>> BEGIN Provided data
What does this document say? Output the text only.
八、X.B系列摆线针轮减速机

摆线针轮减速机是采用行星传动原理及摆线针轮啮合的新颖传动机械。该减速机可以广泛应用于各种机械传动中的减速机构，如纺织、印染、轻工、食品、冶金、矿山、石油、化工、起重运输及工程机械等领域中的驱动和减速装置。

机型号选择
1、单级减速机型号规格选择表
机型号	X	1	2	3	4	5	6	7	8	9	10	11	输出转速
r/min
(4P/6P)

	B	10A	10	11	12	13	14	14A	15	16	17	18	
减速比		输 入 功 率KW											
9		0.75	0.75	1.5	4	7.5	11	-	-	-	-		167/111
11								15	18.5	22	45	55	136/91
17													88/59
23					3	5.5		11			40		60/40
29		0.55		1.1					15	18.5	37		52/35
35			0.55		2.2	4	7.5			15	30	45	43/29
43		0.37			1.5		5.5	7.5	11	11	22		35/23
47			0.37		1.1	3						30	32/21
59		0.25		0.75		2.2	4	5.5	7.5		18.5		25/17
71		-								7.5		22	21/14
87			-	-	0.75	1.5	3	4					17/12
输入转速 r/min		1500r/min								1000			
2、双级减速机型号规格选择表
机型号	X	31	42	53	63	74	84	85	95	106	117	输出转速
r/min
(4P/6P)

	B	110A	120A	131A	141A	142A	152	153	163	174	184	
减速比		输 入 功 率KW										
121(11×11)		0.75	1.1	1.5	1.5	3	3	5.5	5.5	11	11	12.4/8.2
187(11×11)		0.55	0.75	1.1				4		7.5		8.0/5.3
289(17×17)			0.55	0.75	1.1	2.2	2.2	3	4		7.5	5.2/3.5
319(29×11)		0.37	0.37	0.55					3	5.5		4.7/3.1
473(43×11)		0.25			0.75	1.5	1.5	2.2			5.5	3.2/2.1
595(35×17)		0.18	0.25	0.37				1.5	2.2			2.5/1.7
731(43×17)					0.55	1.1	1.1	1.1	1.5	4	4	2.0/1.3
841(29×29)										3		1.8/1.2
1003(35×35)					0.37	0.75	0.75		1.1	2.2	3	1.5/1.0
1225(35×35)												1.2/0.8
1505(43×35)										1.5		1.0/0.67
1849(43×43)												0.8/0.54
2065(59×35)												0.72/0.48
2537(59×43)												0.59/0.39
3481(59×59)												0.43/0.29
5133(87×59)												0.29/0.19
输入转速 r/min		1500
>> END Provided data
▶ **What is asked**
Repeat the whole listing exactly, keeping every line intact.

▶ **Output of the exercise**
What does this document say? Output the text only.
八、X.B系列摆线针轮减速机

摆线针轮减速机是采用行星传动原理及摆线针轮啮合的新颖传动机械。该减速机可以广泛应用于各种机械传动中的减速机构，如纺织、印染、轻工、食品、冶金、矿山、石油、化工、起重运输及工程机械等领域中的驱动和减速装置。

机型号选择
1、单级减速机型号规格选择表
机型号	X	1	2	3	4	5	6	7	8	9	10	11	输出转速
r/min
(4P/6P)

	B	10A	10	11	12	13	14	14A	15	16	17	18	
减速比		输 入 功 率KW											
9		0.75	0.75	1.5	4	7.5	11	-	-	-	-		167/111
11								15	18.5	22	45	55	136/91
17													88/59
23					3	5.5		11			40		60/40
29		0.55		1.1					15	18.5	37		52/35
35			0.55		2.2	4	7.5			15	30	45	43/29
43		0.37			1.5		5.5	7.5	11	11	22		35/23
47			0.37		1.1	3						30	32/21
59		0.25		0.75		2.2	4	5.5	7.5		18.5		25/17
71		-								7.5		22	21/14
87			-	-	0.75	1.5	3	4					17/12
输入转速 r/min		1500r/min								1000			
2、双级减速机型号规格选择表
机型号	X	31	42	53	63	74	84	85	95	106	117	输出转速
r/min
(4P/6P)

	B	110A	120A	131A	141A	142A	152	153	163	174	184	
减速比		输 入 功 率KW										
121(11×11)		0.75	1.1	1.5	1.5	3	3	5.5	5.5	11	11	12.4/8.2
187(11×11)		0.55	0.75	1.1				4		7.5		8.0/5.3
289(17×17)			0.55	0.75	1.1	2.2	2.2	3	4		7.5	5.2/3.5
319(29×11)		0.37	0.37	0.55					3	5.5		4.7/3.1
473(43×11)		0.25			0.75	1.5	1.5	2.2			5.5	3.2/2.1
595(35×17)		0.18	0.25	0.37				1.5	2.2			2.5/1.7
731(43×17)					0.55	1.1	1.1	1.1	1.5	4	4	2.0/1.3
841(29×29)										3		1.8/1.2
1003(35×35)					0.37	0.75	0.75		1.1	2.2	3	1.5/1.0
1225(35×35)												1.2/0.8
1505(43×35)										1.5		1.0/0.67
1849(43×43)												0.8/0.54
2065(59×35)												0.72/0.48
2537(59×43)												0.59/0.39
3481(59×59)												0.43/0.29
5133(87×59)												0.29/0.19
输入转速 r/min		1500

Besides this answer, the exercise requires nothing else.